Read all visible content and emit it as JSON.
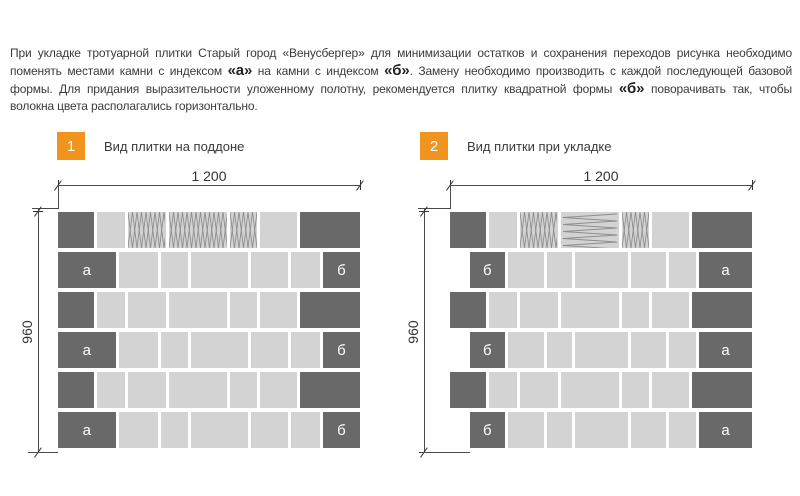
{
  "intro": {
    "segments": [
      {
        "text": "При укладке тротуарной плитки Старый город «Венусбергер» для минимизации остатков и сохранения переходов рисунка необходимо поменять местами камни с индексом ",
        "bold": false
      },
      {
        "text": "«а»",
        "bold": true
      },
      {
        "text": " на камни с индексом ",
        "bold": false
      },
      {
        "text": "«б»",
        "bold": true
      },
      {
        "text": ". Замену необходимо производить с каждой последующей базовой формы. Для придания выразительности уложенному полотну, рекомендуется плитку квадратной формы ",
        "bold": false
      },
      {
        "text": "«б»",
        "bold": true
      },
      {
        "text": " поворачивать так, чтобы волокна цвета располагались горизонтально.",
        "bold": false
      }
    ]
  },
  "sections": [
    {
      "badge": "1",
      "title": "Вид плитки на поддоне"
    },
    {
      "badge": "2",
      "title": "Вид плитки при укладке"
    }
  ],
  "colors": {
    "accent": "#f0941f",
    "tile_dark": "#696969",
    "tile_light": "#d3d3d3",
    "hatch_line": "#8e8e8e"
  },
  "diagrams": [
    {
      "title": "Вид плитки на поддоне",
      "width_label": "1 200",
      "height_label": "960",
      "rows": [
        {
          "offset": false,
          "tiles": [
            [
              "dark",
              36,
              ""
            ],
            [
              "light",
              28,
              ""
            ],
            [
              "hatch_v",
              37,
              ""
            ],
            [
              "hatch_v",
              58,
              ""
            ],
            [
              "hatch_v",
              27,
              ""
            ],
            [
              "light",
              36,
              ""
            ],
            [
              "dark",
              60,
              ""
            ]
          ]
        },
        {
          "offset": false,
          "tiles": [
            [
              "dark",
              59,
              "а"
            ],
            [
              "light",
              40,
              ""
            ],
            [
              "light",
              28,
              ""
            ],
            [
              "light",
              58,
              ""
            ],
            [
              "light",
              38,
              ""
            ],
            [
              "light",
              30,
              ""
            ],
            [
              "dark",
              38,
              "б"
            ]
          ]
        },
        {
          "offset": false,
          "tiles": [
            [
              "dark",
              36,
              ""
            ],
            [
              "light",
              28,
              ""
            ],
            [
              "light",
              37,
              ""
            ],
            [
              "light",
              58,
              ""
            ],
            [
              "light",
              27,
              ""
            ],
            [
              "light",
              36,
              ""
            ],
            [
              "dark",
              60,
              ""
            ]
          ]
        },
        {
          "offset": false,
          "tiles": [
            [
              "dark",
              59,
              "а"
            ],
            [
              "light",
              40,
              ""
            ],
            [
              "light",
              28,
              ""
            ],
            [
              "light",
              58,
              ""
            ],
            [
              "light",
              38,
              ""
            ],
            [
              "light",
              30,
              ""
            ],
            [
              "dark",
              38,
              "б"
            ]
          ]
        },
        {
          "offset": false,
          "tiles": [
            [
              "dark",
              36,
              ""
            ],
            [
              "light",
              28,
              ""
            ],
            [
              "light",
              37,
              ""
            ],
            [
              "light",
              58,
              ""
            ],
            [
              "light",
              27,
              ""
            ],
            [
              "light",
              36,
              ""
            ],
            [
              "dark",
              60,
              ""
            ]
          ]
        },
        {
          "offset": false,
          "tiles": [
            [
              "dark",
              59,
              "а"
            ],
            [
              "light",
              40,
              ""
            ],
            [
              "light",
              28,
              ""
            ],
            [
              "light",
              58,
              ""
            ],
            [
              "light",
              38,
              ""
            ],
            [
              "light",
              30,
              ""
            ],
            [
              "dark",
              38,
              "б"
            ]
          ]
        }
      ]
    },
    {
      "title": "Вид плитки при укладке",
      "width_label": "1 200",
      "height_label": "960",
      "rows": [
        {
          "offset": false,
          "tiles": [
            [
              "dark",
              36,
              ""
            ],
            [
              "light",
              28,
              ""
            ],
            [
              "hatch_v",
              37,
              ""
            ],
            [
              "hatch_h",
              58,
              ""
            ],
            [
              "hatch_v",
              27,
              ""
            ],
            [
              "light",
              36,
              ""
            ],
            [
              "dark",
              60,
              ""
            ]
          ]
        },
        {
          "offset": true,
          "tiles": [
            [
              "dark",
              38,
              "б"
            ],
            [
              "light",
              40,
              ""
            ],
            [
              "light",
              28,
              ""
            ],
            [
              "light",
              58,
              ""
            ],
            [
              "light",
              38,
              ""
            ],
            [
              "light",
              30,
              ""
            ],
            [
              "dark",
              58,
              "а"
            ]
          ]
        },
        {
          "offset": false,
          "tiles": [
            [
              "dark",
              36,
              ""
            ],
            [
              "light",
              28,
              ""
            ],
            [
              "light",
              37,
              ""
            ],
            [
              "light",
              58,
              ""
            ],
            [
              "light",
              27,
              ""
            ],
            [
              "light",
              36,
              ""
            ],
            [
              "dark",
              60,
              ""
            ]
          ]
        },
        {
          "offset": true,
          "tiles": [
            [
              "dark",
              38,
              "б"
            ],
            [
              "light",
              40,
              ""
            ],
            [
              "light",
              28,
              ""
            ],
            [
              "light",
              58,
              ""
            ],
            [
              "light",
              38,
              ""
            ],
            [
              "light",
              30,
              ""
            ],
            [
              "dark",
              58,
              "а"
            ]
          ]
        },
        {
          "offset": false,
          "tiles": [
            [
              "dark",
              36,
              ""
            ],
            [
              "light",
              28,
              ""
            ],
            [
              "light",
              37,
              ""
            ],
            [
              "light",
              58,
              ""
            ],
            [
              "light",
              27,
              ""
            ],
            [
              "light",
              36,
              ""
            ],
            [
              "dark",
              60,
              ""
            ]
          ]
        },
        {
          "offset": true,
          "tiles": [
            [
              "dark",
              38,
              "б"
            ],
            [
              "light",
              40,
              ""
            ],
            [
              "light",
              28,
              ""
            ],
            [
              "light",
              58,
              ""
            ],
            [
              "light",
              38,
              ""
            ],
            [
              "light",
              30,
              ""
            ],
            [
              "dark",
              58,
              "а"
            ]
          ]
        }
      ]
    }
  ]
}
• • • • • • •
Extract all lines containing the word "поддоне".

      "title": "Вид плитки на поддоне"
      "title": "Вид плитки на поддоне",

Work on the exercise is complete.